INSTRUCTIONS TO FOLLOW.
Provide a single number: the count of lines containing the string "where".

INPUT DATA.
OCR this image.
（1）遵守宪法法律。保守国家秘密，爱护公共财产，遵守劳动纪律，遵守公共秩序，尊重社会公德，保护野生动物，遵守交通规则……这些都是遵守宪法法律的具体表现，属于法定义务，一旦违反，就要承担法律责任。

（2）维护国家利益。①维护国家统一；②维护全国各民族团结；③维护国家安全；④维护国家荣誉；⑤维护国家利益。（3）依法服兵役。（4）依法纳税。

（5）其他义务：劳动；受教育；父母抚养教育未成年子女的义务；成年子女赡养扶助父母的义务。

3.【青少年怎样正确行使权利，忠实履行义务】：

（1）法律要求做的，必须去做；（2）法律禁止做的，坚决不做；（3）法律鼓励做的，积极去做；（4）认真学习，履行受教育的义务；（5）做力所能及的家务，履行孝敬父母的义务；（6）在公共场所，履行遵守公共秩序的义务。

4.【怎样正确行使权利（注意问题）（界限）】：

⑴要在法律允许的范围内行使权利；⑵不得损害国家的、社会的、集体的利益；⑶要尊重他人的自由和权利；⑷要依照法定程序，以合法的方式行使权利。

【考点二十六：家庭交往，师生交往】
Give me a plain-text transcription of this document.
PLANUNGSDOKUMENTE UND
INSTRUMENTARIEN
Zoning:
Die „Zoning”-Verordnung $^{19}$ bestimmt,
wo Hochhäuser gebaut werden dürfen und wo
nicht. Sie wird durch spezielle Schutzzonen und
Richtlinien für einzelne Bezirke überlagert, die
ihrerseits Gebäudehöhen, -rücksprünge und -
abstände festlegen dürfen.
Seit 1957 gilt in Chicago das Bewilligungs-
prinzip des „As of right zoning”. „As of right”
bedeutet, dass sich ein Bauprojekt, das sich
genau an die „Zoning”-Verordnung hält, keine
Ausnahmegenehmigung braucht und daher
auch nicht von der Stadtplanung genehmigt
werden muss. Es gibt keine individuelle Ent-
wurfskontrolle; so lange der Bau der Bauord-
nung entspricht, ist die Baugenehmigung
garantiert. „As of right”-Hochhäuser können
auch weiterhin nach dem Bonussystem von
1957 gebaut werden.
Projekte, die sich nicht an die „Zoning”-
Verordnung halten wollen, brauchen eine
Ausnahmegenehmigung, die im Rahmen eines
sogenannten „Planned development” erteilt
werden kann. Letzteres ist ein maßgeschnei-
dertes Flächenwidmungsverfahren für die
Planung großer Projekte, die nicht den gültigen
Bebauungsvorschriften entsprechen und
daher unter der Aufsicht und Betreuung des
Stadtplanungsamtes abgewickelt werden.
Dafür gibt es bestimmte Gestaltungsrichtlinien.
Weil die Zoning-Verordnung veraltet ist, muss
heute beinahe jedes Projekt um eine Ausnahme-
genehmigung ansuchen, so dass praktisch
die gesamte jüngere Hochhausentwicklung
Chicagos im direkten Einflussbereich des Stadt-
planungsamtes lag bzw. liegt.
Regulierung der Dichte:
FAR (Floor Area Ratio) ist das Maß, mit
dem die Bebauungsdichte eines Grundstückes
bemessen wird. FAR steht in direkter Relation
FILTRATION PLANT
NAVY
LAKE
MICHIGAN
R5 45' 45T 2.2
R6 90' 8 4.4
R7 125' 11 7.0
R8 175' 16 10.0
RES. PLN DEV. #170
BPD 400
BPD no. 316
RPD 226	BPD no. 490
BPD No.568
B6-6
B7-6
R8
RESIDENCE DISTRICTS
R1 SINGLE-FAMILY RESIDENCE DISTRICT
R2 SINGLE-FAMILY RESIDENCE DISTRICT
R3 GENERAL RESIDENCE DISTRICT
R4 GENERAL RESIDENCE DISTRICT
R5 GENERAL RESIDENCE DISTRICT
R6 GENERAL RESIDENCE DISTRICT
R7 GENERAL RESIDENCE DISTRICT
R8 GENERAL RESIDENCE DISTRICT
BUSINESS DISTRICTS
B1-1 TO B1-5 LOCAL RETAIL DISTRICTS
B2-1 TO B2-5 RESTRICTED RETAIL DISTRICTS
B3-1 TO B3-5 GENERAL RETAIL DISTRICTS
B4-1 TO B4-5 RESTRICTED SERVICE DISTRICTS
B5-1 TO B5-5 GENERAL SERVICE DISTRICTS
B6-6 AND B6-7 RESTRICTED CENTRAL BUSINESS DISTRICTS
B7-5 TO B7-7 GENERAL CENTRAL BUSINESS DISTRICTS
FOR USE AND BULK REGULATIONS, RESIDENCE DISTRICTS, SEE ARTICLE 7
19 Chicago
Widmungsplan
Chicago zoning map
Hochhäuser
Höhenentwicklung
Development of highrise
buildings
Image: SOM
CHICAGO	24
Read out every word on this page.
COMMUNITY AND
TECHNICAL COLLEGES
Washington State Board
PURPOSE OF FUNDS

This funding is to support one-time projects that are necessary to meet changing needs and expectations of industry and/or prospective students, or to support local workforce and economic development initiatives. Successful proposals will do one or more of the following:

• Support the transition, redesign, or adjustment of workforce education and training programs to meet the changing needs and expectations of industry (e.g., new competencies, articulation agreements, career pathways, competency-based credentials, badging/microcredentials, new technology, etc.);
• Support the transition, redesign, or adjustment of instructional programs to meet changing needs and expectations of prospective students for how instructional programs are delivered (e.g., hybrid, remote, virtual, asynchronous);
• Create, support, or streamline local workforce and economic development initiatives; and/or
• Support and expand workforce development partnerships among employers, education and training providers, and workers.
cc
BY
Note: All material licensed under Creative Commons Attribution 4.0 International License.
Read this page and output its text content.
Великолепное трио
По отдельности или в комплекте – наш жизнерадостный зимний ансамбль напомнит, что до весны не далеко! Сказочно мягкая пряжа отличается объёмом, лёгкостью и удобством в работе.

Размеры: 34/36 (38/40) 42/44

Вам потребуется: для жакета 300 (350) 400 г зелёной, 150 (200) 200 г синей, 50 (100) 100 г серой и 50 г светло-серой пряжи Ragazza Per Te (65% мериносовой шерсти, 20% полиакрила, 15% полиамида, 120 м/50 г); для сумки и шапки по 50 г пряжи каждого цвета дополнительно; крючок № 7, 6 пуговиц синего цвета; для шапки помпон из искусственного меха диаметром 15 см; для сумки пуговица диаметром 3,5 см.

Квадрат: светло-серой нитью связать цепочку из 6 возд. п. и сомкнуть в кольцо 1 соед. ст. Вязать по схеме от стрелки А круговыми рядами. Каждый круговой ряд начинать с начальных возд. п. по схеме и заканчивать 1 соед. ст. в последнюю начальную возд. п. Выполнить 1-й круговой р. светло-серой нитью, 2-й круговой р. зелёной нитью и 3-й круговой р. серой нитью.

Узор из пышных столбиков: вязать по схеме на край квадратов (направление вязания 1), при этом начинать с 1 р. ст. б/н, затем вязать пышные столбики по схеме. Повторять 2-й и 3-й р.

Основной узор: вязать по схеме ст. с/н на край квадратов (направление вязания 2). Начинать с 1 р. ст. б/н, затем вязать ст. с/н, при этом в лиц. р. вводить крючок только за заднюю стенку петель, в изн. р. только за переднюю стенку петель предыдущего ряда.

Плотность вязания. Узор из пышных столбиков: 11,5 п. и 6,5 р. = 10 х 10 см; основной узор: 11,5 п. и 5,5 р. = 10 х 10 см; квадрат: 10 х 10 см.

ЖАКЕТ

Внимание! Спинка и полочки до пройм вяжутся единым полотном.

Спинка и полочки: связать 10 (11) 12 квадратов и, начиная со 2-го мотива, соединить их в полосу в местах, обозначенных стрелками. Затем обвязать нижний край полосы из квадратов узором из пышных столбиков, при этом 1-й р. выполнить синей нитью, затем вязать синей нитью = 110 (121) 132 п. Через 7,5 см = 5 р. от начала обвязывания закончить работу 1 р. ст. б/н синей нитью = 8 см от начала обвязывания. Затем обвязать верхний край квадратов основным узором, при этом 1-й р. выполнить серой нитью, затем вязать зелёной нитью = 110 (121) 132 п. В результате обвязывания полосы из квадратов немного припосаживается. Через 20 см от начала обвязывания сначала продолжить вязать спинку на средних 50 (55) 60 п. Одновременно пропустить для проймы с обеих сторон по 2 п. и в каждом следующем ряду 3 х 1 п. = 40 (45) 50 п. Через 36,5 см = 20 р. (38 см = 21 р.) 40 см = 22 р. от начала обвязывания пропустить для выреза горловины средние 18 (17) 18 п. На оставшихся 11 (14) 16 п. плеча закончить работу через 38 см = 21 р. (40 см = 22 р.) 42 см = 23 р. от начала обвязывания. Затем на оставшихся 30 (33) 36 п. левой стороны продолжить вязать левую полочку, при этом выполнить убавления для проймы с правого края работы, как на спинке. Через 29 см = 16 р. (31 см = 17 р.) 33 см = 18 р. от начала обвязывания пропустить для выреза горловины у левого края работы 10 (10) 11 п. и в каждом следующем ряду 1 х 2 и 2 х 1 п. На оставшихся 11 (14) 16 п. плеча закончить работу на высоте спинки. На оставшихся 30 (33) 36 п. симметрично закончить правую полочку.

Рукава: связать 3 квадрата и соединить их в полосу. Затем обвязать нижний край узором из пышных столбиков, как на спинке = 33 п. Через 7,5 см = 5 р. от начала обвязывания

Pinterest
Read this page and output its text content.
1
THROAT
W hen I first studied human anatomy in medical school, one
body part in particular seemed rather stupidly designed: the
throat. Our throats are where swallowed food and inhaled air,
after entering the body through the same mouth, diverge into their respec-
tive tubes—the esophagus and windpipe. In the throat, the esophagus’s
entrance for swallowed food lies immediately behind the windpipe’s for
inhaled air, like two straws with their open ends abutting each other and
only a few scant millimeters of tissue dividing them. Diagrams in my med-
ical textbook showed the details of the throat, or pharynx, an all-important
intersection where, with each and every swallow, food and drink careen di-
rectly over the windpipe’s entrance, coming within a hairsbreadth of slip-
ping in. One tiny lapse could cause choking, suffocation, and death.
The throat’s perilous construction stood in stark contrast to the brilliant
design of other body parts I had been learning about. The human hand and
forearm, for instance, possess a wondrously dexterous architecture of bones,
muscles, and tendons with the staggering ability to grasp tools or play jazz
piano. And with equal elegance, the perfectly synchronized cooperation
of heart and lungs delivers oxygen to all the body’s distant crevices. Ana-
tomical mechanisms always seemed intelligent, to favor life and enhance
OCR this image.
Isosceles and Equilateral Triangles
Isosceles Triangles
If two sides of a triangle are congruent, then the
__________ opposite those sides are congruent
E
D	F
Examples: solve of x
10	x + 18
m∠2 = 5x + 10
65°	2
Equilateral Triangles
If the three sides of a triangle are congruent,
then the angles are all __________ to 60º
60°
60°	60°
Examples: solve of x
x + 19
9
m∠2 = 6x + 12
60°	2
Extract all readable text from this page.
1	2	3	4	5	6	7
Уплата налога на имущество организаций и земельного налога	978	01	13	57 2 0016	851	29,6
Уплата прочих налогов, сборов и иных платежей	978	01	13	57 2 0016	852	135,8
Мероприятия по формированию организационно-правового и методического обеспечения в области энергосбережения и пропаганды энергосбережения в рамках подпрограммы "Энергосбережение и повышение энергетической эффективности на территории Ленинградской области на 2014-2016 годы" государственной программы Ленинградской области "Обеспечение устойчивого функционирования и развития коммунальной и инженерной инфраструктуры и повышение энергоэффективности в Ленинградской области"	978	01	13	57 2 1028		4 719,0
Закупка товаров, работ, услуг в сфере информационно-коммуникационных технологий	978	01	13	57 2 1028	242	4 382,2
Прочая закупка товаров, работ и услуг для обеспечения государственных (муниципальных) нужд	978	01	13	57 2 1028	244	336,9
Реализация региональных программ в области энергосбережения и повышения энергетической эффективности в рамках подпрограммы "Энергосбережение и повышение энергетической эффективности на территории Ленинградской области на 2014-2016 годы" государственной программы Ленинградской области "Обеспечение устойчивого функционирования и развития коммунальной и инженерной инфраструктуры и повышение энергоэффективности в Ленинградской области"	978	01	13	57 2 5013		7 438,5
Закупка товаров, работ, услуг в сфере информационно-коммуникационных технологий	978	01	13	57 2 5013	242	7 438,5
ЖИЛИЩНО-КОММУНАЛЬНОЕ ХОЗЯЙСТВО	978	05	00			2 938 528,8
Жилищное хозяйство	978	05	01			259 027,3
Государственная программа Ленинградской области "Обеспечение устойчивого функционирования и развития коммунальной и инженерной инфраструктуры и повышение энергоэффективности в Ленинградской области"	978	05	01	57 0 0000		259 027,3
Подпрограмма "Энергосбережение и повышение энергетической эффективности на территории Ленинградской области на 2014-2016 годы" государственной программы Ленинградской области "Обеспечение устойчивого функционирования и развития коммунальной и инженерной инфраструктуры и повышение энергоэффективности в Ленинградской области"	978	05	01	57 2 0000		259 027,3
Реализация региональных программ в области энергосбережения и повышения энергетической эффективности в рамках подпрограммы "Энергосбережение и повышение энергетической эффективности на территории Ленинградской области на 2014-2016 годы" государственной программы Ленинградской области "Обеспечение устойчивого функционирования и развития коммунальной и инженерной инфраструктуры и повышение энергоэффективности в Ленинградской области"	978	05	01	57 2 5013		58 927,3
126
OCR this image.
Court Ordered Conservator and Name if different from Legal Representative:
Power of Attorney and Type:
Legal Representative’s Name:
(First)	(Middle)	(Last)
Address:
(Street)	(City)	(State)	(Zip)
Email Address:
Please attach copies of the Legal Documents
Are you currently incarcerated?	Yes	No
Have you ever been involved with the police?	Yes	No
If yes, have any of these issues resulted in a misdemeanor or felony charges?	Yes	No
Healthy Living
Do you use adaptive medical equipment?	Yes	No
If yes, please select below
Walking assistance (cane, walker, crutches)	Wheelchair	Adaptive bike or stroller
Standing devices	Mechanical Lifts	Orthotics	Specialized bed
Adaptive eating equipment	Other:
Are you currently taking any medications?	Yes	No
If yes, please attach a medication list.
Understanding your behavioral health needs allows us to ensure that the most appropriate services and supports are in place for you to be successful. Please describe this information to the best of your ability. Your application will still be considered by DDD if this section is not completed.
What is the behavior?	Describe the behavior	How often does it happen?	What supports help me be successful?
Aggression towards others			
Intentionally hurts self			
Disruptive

WORKED ANSWER.
2